Input data:

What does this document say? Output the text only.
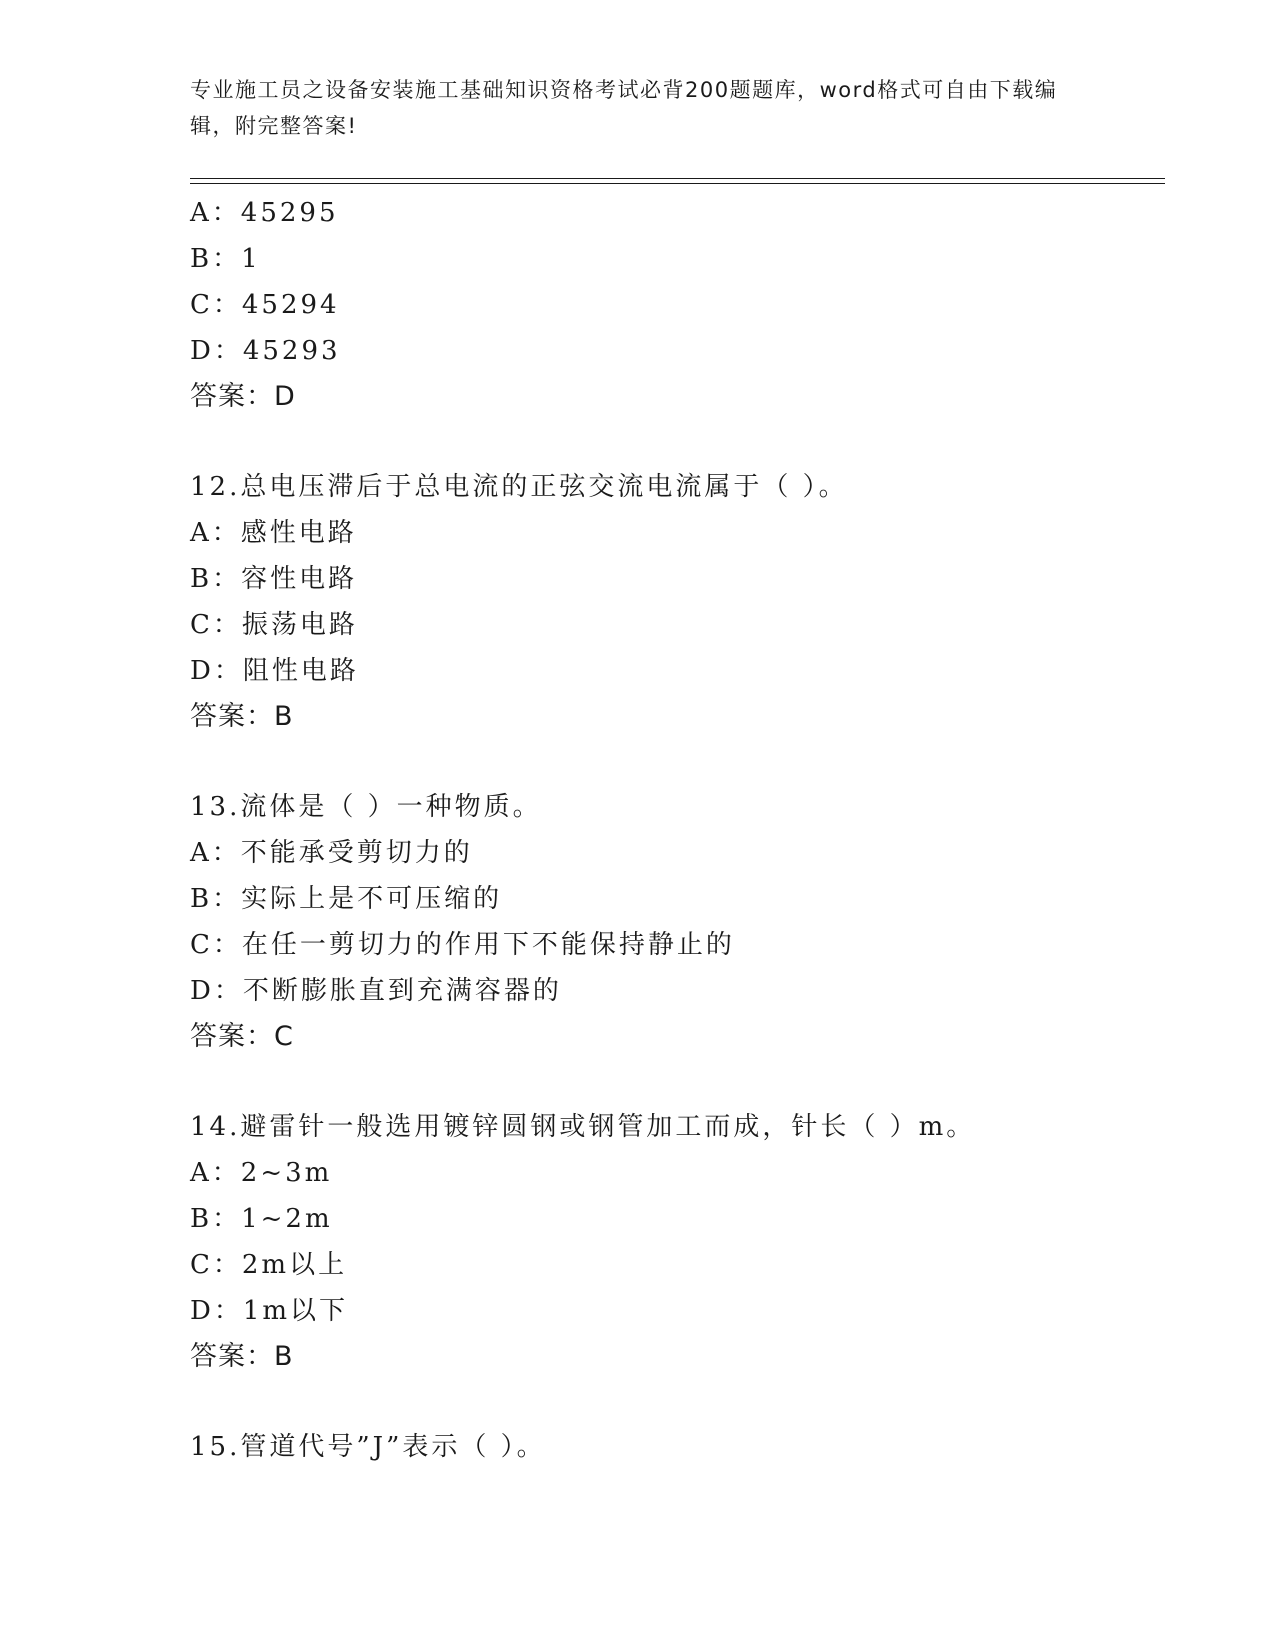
专业施工员之设备安装施工基础知识资格考试必背200题题库，word格式可自由下载编辑，附完整答案!
A：45295
B：1
C：45294
D：45293
答案：D
12.总电压滞后于总电流的正弦交流电流属于（ ）。
A：感性电路
B：容性电路
C：振荡电路
D：阻性电路
答案：B
13.流体是（ ）一种物质。
A：不能承受剪切力的
B：实际上是不可压缩的
C：在任一剪切力的作用下不能保持静止的
D：不断膨胀直到充满容器的
答案：C
14.避雷针一般选用镀锌圆钢或钢管加工而成，针长（ ）m。
A：2~3m
B：1~2m
C：2m以上
D：1m以下
答案：B
15.管道代号”J”表示（ ）。
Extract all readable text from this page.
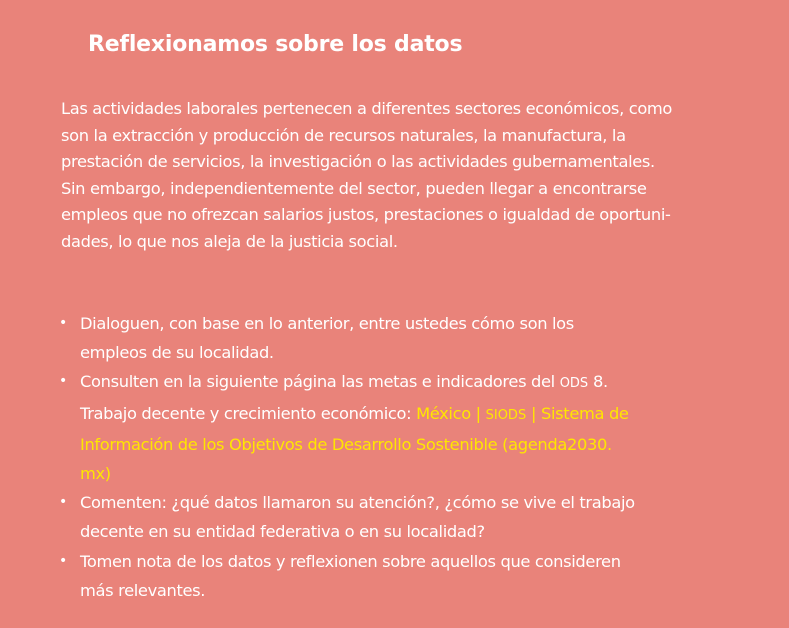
Reflexionamos sobre los datos

Las actividades laborales pertenecen a diferentes sectores económicos, como
son la extracción y producción de recursos naturales, la manufactura, la
prestación de servicios, la investigación o las actividades gubernamentales.
Sin embargo, independientemente del sector, pueden llegar a encontrarse
empleos que no ofrezcan salarios justos, prestaciones o igualdad de oportuni-
dades, lo que nos aleja de la justicia social.

• Dialoguen, con base en lo anterior, entre ustedes cómo son los
empleos de su localidad.
• Consulten en la siguiente página las metas e indicadores del ODS 8.
Trabajo decente y crecimiento económico: México | SIODS | Sistema de
Información de los Objetivos de Desarrollo Sostenible (agenda2030.
mx)
• Comenten: ¿qué datos llamaron su atención?, ¿cómo se vive el trabajo
decente en su entidad federativa o en su localidad?
• Tomen nota de los datos y reflexionen sobre aquellos que consideren
más relevantes.
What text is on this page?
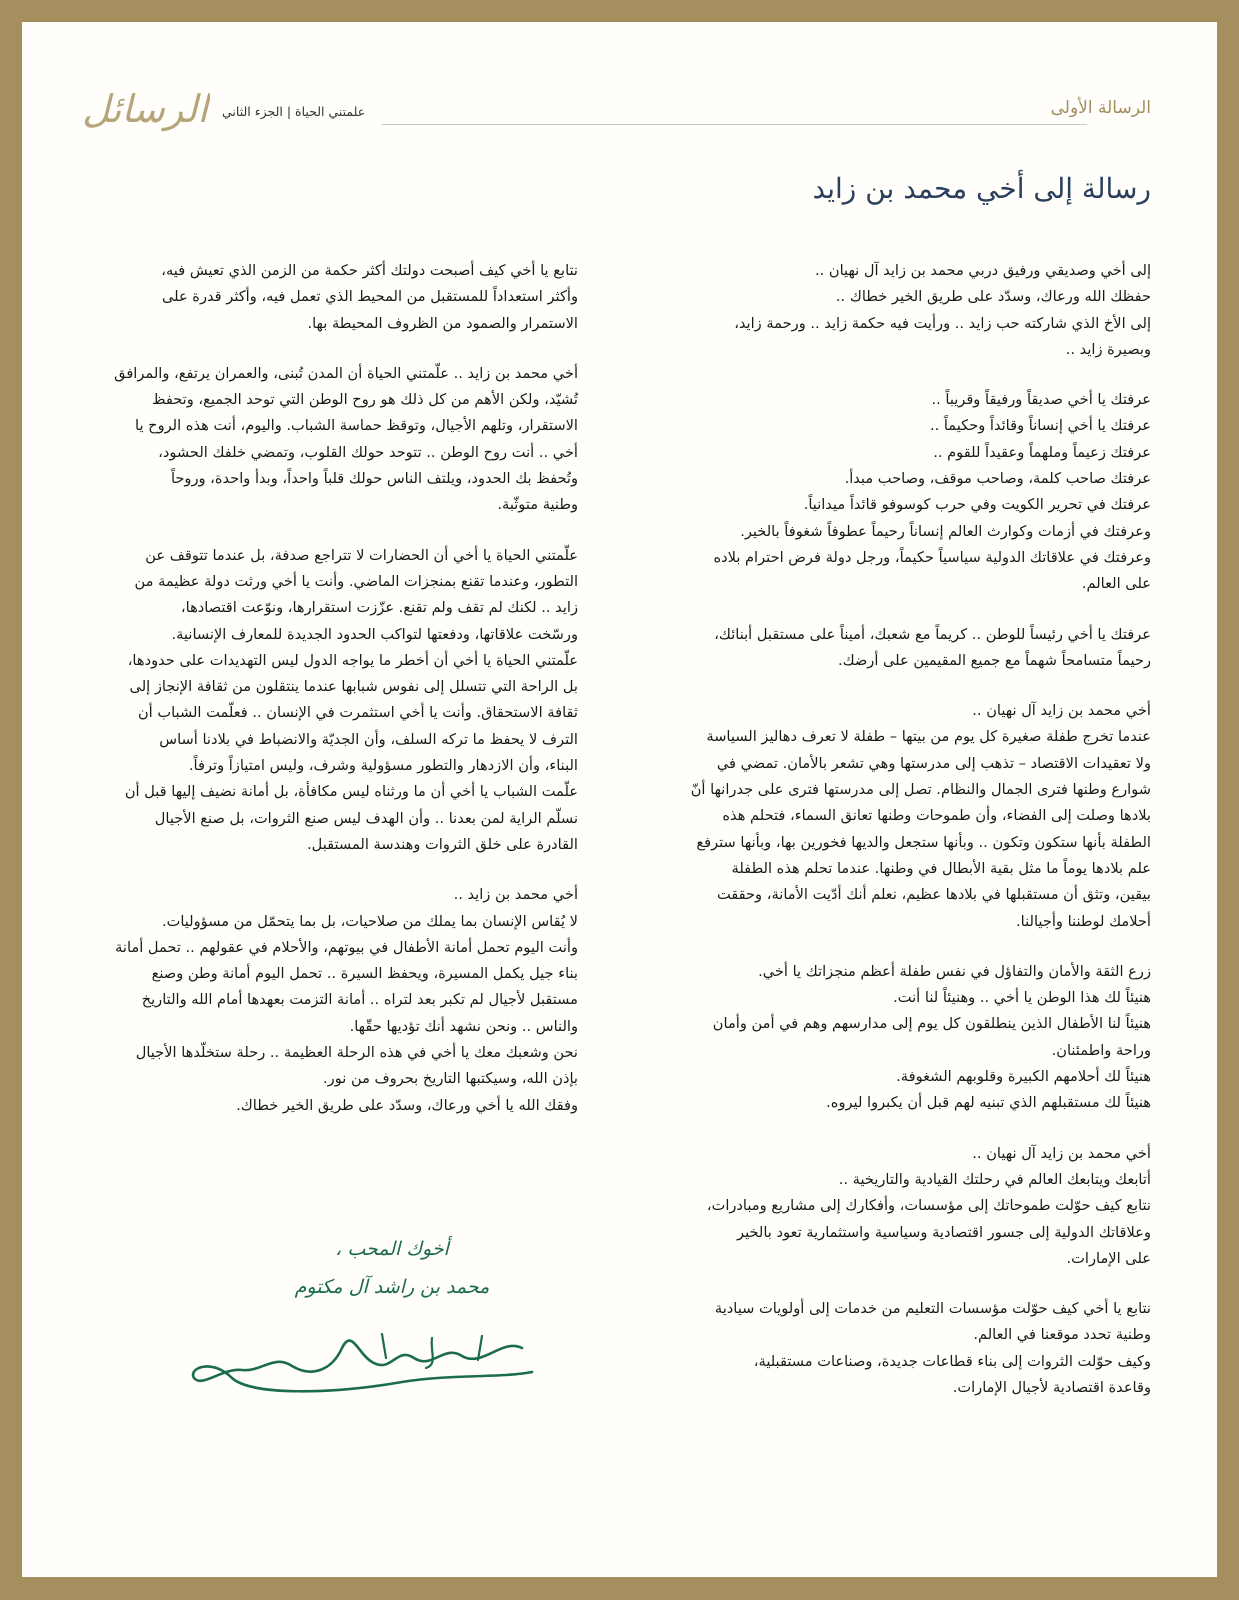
الرسائل	علمتني الحياة | الجزء الثاني	الرسالة الأولى
رسالة إلى أخي محمد بن زايد
إلى أخي وصديقي ورفيق دربي محمد بن زايد آل نهيان ..
حفظك الله ورعاك، وسدّد على طريق الخير خطاك ..
إلى الأخ الذي شاركته حب زايد .. ورأيت فيه حكمة زايد .. ورحمة زايد،
وبصيرة زايد ..
عرفتك يا أخي صديقاً ورفيقاً وقريباً ..
عرفتك يا أخي إنساناً وقائداً وحكيماً ..
عرفتك زعيماً وملهماً وعقيداً للقوم ..
عرفتك صاحب كلمة، وصاحب موقف، وصاحب مبدأ.
عرفتك في تحرير الكويت وفي حرب كوسوفو قائداً ميدانياً.
وعرفتك في أزمات وكوارث العالم إنساناً رحيماً عطوفاً شغوفاً بالخير.
وعرفتك في علاقاتك الدولية سياسياً حكيماً، ورجل دولة فرض احترام بلاده
على العالم.
عرفتك يا أخي رئيساً للوطن .. كريماً مع شعبك، أميناً على مستقبل أبنائك،
رحيماً متسامحاً شهماً مع جميع المقيمين على أرضك.
أخي محمد بن زايد آل نهيان ..
عندما تخرج طفلة صغيرة كل يوم من بيتها – طفلة لا تعرف دهاليز السياسة
ولا تعقيدات الاقتصاد – تذهب إلى مدرستها وهي تشعر بالأمان. تمضي في
شوارع وطنها فترى الجمال والنظام. تصل إلى مدرستها فترى على جدرانها أنّ
بلادها وصلت إلى الفضاء، وأن طموحات وطنها تعانق السماء، فتحلم هذه
الطفلة بأنها ستكون وتكون .. وبأنها ستجعل والديها فخورين بها، وبأنها سترفع
علم بلادها يوماً ما مثل بقية الأبطال في وطنها. عندما تحلم هذه الطفلة
بيقين، وتثق أن مستقبلها في بلادها عظيم، نعلم أنك أدّيت الأمانة، وحققت
أحلامك لوطننا وأجيالنا.
زرع الثقة والأمان والتفاؤل في نفس طفلة أعظم منجزاتك يا أخي.
هنيئاً لك هذا الوطن يا أخي .. وهنيئاً لنا أنت.
هنيئاً لنا الأطفال الذين ينطلقون كل يوم إلى مدارسهم وهم في أمن وأمان
وراحة واطمئنان.
هنيئاً لك أحلامهم الكبيرة وقلوبهم الشغوفة.
هنيئاً لك مستقبلهم الذي تبنيه لهم قبل أن يكبروا ليروه.
أخي محمد بن زايد آل نهيان ..
أتابعك ويتابعك العالم في رحلتك القيادية والتاريخية ..
نتابع كيف حوّلت طموحاتك إلى مؤسسات، وأفكارك إلى مشاريع ومبادرات،
وعلاقاتك الدولية إلى جسور اقتصادية وسياسية واستثمارية تعود بالخير
على الإمارات.
نتابع يا أخي كيف حوّلت مؤسسات التعليم من خدمات إلى أولويات سيادية
وطنية تحدد موقعنا في العالم.
وكيف حوّلت الثروات إلى بناء قطاعات جديدة، وصناعات مستقبلية،
وقاعدة اقتصادية لأجيال الإمارات.
نتابع يا أخي كيف أصبحت دولتك أكثر حكمة من الزمن الذي تعيش فيه،
وأكثر استعداداً للمستقبل من المحيط الذي تعمل فيه، وأكثر قدرة على
الاستمرار والصمود من الظروف المحيطة بها.
أخي محمد بن زايد .. علّمتني الحياة أن المدن تُبنى، والعمران يرتفع، والمرافق
تُشيّد، ولكن الأهم من كل ذلك هو روح الوطن التي توحد الجميع، وتحفظ
الاستقرار، وتلهم الأجيال، وتوقظ حماسة الشباب. واليوم، أنت هذه الروح يا
أخي .. أنت روح الوطن .. تتوحد حولك القلوب، وتمضي خلفك الحشود،
وتُحفظ بك الحدود، ويلتف الناس حولك قلباً واحداً، وبدأ واحدة، وروحاً
وطنية متوثّبة.
علّمتني الحياة يا أخي أن الحضارات لا تتراجع صدفة، بل عندما تتوقف عن
التطور، وعندما تقنع بمنجزات الماضي. وأنت يا أخي ورثت دولة عظيمة من
زايد .. لكنك لم تقف ولم تقنع. عزّزت استقرارها، ونوّعت اقتصادها،
ورسّخت علاقاتها، ودفعتها لتواكب الحدود الجديدة للمعارف الإنسانية.
علّمتني الحياة يا أخي أن أخطر ما يواجه الدول ليس التهديدات على حدودها،
بل الراحة التي تتسلل إلى نفوس شبابها عندما ينتقلون من ثقافة الإنجاز إلى
ثقافة الاستحقاق. وأنت يا أخي استثمرت في الإنسان .. فعلّمت الشباب أن
الترف لا يحفظ ما تركه السلف، وأن الجديّة والانضباط في بلادنا أساس
البناء، وأن الازدهار والتطور مسؤولية وشرف، وليس امتيازاً وترفاً.
علّمت الشباب يا أخي أن ما ورثناه ليس مكافأة، بل أمانة نضيف إليها قبل أن
نسلّم الراية لمن بعدنا .. وأن الهدف ليس صنع الثروات، بل صنع الأجيال
القادرة على خلق الثروات وهندسة المستقبل.
أخي محمد بن زايد ..
لا يُقاس الإنسان بما يملك من صلاحيات، بل بما يتحمّل من مسؤوليات.
وأنت اليوم تحمل أمانة الأطفال في بيوتهم، والأحلام في عقولهم .. تحمل أمانة
بناء جيل يكمل المسيرة، ويحفظ السيرة .. تحمل اليوم أمانة وطن وصنع
مستقبل لأجيال لم تكبر بعد لتراه .. أمانة التزمت بعهدها أمام الله والتاريخ
والناس .. ونحن نشهد أنك تؤديها حقّها.
نحن وشعبك معك يا أخي في هذه الرحلة العظيمة .. رحلة ستخلّدها الأجيال
بإذن الله، وسيكتبها التاريخ بحروف من نور.
وفقك الله يا أخي ورعاك، وسدّد على طريق الخير خطاك.
أخوك المحب ،
محمد بن راشد آل مكتوم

Your objective:
Take every line from the records above that has the word "text" and copy it.

Complete output:
What does this document say? Output the text only.
Extract all readable text from this page.
What text is on this page?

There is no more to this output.